* Begin Data listing *
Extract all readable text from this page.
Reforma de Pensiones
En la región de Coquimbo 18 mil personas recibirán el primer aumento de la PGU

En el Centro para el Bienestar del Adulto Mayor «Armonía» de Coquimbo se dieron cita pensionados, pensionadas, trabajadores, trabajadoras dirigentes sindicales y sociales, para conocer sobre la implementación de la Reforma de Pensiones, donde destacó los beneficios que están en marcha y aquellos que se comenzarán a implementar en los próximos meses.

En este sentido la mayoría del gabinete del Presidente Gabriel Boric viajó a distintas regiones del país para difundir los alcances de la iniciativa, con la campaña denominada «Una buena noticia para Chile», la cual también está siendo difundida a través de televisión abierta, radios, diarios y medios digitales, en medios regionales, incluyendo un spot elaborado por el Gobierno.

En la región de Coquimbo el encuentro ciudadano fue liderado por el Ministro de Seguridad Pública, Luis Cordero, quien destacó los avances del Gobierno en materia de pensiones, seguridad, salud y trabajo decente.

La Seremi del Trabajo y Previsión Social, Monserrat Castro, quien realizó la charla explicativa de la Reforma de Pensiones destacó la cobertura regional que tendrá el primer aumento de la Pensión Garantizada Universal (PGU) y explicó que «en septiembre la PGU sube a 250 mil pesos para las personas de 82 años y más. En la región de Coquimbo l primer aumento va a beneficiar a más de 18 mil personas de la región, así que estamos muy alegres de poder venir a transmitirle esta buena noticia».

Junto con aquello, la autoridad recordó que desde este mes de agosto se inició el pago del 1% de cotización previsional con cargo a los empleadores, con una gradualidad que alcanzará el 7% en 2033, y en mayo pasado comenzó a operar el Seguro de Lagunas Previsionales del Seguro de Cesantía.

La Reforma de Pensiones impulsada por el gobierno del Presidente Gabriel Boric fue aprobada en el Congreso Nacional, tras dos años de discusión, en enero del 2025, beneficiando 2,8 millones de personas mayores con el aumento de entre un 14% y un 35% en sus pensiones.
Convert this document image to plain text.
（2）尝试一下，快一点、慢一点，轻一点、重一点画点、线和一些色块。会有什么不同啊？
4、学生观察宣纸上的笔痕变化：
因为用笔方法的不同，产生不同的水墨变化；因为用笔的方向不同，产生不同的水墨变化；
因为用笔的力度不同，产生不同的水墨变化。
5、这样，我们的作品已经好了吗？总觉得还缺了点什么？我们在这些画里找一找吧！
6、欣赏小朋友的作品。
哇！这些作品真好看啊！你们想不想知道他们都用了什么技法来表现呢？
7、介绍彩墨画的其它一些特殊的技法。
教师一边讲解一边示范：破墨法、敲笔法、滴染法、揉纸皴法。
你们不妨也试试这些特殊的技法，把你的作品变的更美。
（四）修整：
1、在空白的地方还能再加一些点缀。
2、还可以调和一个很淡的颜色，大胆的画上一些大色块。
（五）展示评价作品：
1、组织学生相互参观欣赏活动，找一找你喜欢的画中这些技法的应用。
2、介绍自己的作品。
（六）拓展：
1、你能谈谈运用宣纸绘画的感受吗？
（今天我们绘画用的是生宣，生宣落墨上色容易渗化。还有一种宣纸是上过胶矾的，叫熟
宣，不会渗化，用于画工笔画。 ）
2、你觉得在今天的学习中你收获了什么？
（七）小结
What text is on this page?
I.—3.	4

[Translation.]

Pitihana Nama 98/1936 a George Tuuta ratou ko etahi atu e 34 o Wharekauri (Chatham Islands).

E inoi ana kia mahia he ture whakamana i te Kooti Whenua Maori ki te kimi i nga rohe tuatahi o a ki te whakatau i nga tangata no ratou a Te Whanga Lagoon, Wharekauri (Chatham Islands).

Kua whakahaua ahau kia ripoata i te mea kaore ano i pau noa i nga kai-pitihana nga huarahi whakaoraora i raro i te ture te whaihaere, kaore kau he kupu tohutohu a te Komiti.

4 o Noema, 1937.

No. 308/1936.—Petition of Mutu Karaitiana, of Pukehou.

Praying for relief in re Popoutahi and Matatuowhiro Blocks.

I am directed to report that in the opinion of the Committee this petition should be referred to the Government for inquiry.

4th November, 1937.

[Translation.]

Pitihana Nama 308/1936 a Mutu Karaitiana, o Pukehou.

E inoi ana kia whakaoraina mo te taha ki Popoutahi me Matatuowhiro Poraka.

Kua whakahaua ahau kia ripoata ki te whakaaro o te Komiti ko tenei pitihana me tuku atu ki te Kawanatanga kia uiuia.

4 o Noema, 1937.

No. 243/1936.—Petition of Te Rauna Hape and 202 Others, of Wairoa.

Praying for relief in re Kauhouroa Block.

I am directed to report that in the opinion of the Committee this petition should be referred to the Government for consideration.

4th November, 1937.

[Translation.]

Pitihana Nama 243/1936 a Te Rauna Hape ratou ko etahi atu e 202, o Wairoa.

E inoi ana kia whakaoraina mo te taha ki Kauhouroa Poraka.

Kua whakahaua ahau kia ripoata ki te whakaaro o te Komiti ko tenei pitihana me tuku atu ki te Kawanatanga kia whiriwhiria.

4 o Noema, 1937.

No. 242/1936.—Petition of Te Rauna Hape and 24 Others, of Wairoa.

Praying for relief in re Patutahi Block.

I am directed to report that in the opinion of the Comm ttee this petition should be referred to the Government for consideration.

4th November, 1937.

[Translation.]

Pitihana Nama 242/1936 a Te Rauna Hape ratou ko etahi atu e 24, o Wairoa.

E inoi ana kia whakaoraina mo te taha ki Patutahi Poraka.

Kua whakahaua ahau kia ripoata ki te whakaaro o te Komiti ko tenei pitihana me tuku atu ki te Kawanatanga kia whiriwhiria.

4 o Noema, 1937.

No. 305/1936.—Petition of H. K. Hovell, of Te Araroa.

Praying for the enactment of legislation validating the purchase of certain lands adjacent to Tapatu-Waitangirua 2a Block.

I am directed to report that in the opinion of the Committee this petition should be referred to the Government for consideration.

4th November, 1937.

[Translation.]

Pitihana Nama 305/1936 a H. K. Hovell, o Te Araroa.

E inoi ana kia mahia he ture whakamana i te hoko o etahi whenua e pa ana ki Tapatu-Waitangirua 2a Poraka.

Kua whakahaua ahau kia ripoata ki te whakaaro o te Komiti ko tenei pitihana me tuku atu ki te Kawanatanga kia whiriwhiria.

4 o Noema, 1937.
* End Data listing *
▸ Exercise description
All entries must be repeated verbatim.

▸ Response for this exercise
Extract all readable text from this page.
Reforma de Pensiones
En la región de Coquimbo 18 mil personas recibirán el primer aumento de la PGU

En el Centro para el Bienestar del Adulto Mayor «Armonía» de Coquimbo se dieron cita pensionados, pensionadas, trabajadores, trabajadoras dirigentes sindicales y sociales, para conocer sobre la implementación de la Reforma de Pensiones, donde destacó los beneficios que están en marcha y aquellos que se comenzarán a implementar en los próximos meses.

En este sentido la mayoría del gabinete del Presidente Gabriel Boric viajó a distintas regiones del país para difundir los alcances de la iniciativa, con la campaña denominada «Una buena noticia para Chile», la cual también está siendo difundida a través de televisión abierta, radios, diarios y medios digitales, en medios regionales, incluyendo un spot elaborado por el Gobierno.

En la región de Coquimbo el encuentro ciudadano fue liderado por el Ministro de Seguridad Pública, Luis Cordero, quien destacó los avances del Gobierno en materia de pensiones, seguridad, salud y trabajo decente.

La Seremi del Trabajo y Previsión Social, Monserrat Castro, quien realizó la charla explicativa de la Reforma de Pensiones destacó la cobertura regional que tendrá el primer aumento de la Pensión Garantizada Universal (PGU) y explicó que «en septiembre la PGU sube a 250 mil pesos para las personas de 82 años y más. En la región de Coquimbo l primer aumento va a beneficiar a más de 18 mil personas de la región, así que estamos muy alegres de poder venir a transmitirle esta buena noticia».

Junto con aquello, la autoridad recordó que desde este mes de agosto se inició el pago del 1% de cotización previsional con cargo a los empleadores, con una gradualidad que alcanzará el 7% en 2033, y en mayo pasado comenzó a operar el Seguro de Lagunas Previsionales del Seguro de Cesantía.

La Reforma de Pensiones impulsada por el gobierno del Presidente Gabriel Boric fue aprobada en el Congreso Nacional, tras dos años de discusión, en enero del 2025, beneficiando 2,8 millones de personas mayores con el aumento de entre un 14% y un 35% en sus pensiones.
Convert this document image to plain text.
（2）尝试一下，快一点、慢一点，轻一点、重一点画点、线和一些色块。会有什么不同啊？
4、学生观察宣纸上的笔痕变化：
因为用笔方法的不同，产生不同的水墨变化；因为用笔的方向不同，产生不同的水墨变化；
因为用笔的力度不同，产生不同的水墨变化。
5、这样，我们的作品已经好了吗？总觉得还缺了点什么？我们在这些画里找一找吧！
6、欣赏小朋友的作品。
哇！这些作品真好看啊！你们想不想知道他们都用了什么技法来表现呢？
7、介绍彩墨画的其它一些特殊的技法。
教师一边讲解一边示范：破墨法、敲笔法、滴染法、揉纸皴法。
你们不妨也试试这些特殊的技法，把你的作品变的更美。
（四）修整：
1、在空白的地方还能再加一些点缀。
2、还可以调和一个很淡的颜色，大胆的画上一些大色块。
（五）展示评价作品：
1、组织学生相互参观欣赏活动，找一找你喜欢的画中这些技法的应用。
2、介绍自己的作品。
（六）拓展：
1、你能谈谈运用宣纸绘画的感受吗？
（今天我们绘画用的是生宣，生宣落墨上色容易渗化。还有一种宣纸是上过胶矾的，叫熟
宣，不会渗化，用于画工笔画。 ）
2、你觉得在今天的学习中你收获了什么？
（七）小结
What text is on this page?
I.—3.	4

[Translation.]

Pitihana Nama 98/1936 a George Tuuta ratou ko etahi atu e 34 o Wharekauri (Chatham Islands).

E inoi ana kia mahia he ture whakamana i te Kooti Whenua Maori ki te kimi i nga rohe tuatahi o a ki te whakatau i nga tangata no ratou a Te Whanga Lagoon, Wharekauri (Chatham Islands).

Kua whakahaua ahau kia ripoata i te mea kaore ano i pau noa i nga kai-pitihana nga huarahi whakaoraora i raro i te ture te whaihaere, kaore kau he kupu tohutohu a te Komiti.

4 o Noema, 1937.

No. 308/1936.—Petition of Mutu Karaitiana, of Pukehou.

Praying for relief in re Popoutahi and Matatuowhiro Blocks.

I am directed to report that in the opinion of the Committee this petition should be referred to the Government for inquiry.

4th November, 1937.

[Translation.]

Pitihana Nama 308/1936 a Mutu Karaitiana, o Pukehou.

E inoi ana kia whakaoraina mo te taha ki Popoutahi me Matatuowhiro Poraka.

Kua whakahaua ahau kia ripoata ki te whakaaro o te Komiti ko tenei pitihana me tuku atu ki te Kawanatanga kia uiuia.

4 o Noema, 1937.

No. 243/1936.—Petition of Te Rauna Hape and 202 Others, of Wairoa.

Praying for relief in re Kauhouroa Block.

I am directed to report that in the opinion of the Committee this petition should be referred to the Government for consideration.

4th November, 1937.

[Translation.]

Pitihana Nama 243/1936 a Te Rauna Hape ratou ko etahi atu e 202, o Wairoa.

E inoi ana kia whakaoraina mo te taha ki Kauhouroa Poraka.

Kua whakahaua ahau kia ripoata ki te whakaaro o te Komiti ko tenei pitihana me tuku atu ki te Kawanatanga kia whiriwhiria.

4 o Noema, 1937.

No. 242/1936.—Petition of Te Rauna Hape and 24 Others, of Wairoa.

Praying for relief in re Patutahi Block.

I am directed to report that in the opinion of the Comm ttee this petition should be referred to the Government for consideration.

4th November, 1937.

[Translation.]

Pitihana Nama 242/1936 a Te Rauna Hape ratou ko etahi atu e 24, o Wairoa.

E inoi ana kia whakaoraina mo te taha ki Patutahi Poraka.

Kua whakahaua ahau kia ripoata ki te whakaaro o te Komiti ko tenei pitihana me tuku atu ki te Kawanatanga kia whiriwhiria.

4 o Noema, 1937.

No. 305/1936.—Petition of H. K. Hovell, of Te Araroa.

Praying for the enactment of legislation validating the purchase of certain lands adjacent to Tapatu-Waitangirua 2a Block.

I am directed to report that in the opinion of the Committee this petition should be referred to the Government for consideration.

4th November, 1937.

[Translation.]

Pitihana Nama 305/1936 a H. K. Hovell, o Te Araroa.

E inoi ana kia mahia he ture whakamana i te hoko o etahi whenua e pa ana ki Tapatu-Waitangirua 2a Poraka.

Kua whakahaua ahau kia ripoata ki te whakaaro o te Komiti ko tenei pitihana me tuku atu ki te Kawanatanga kia whiriwhiria.

4 o Noema, 1937.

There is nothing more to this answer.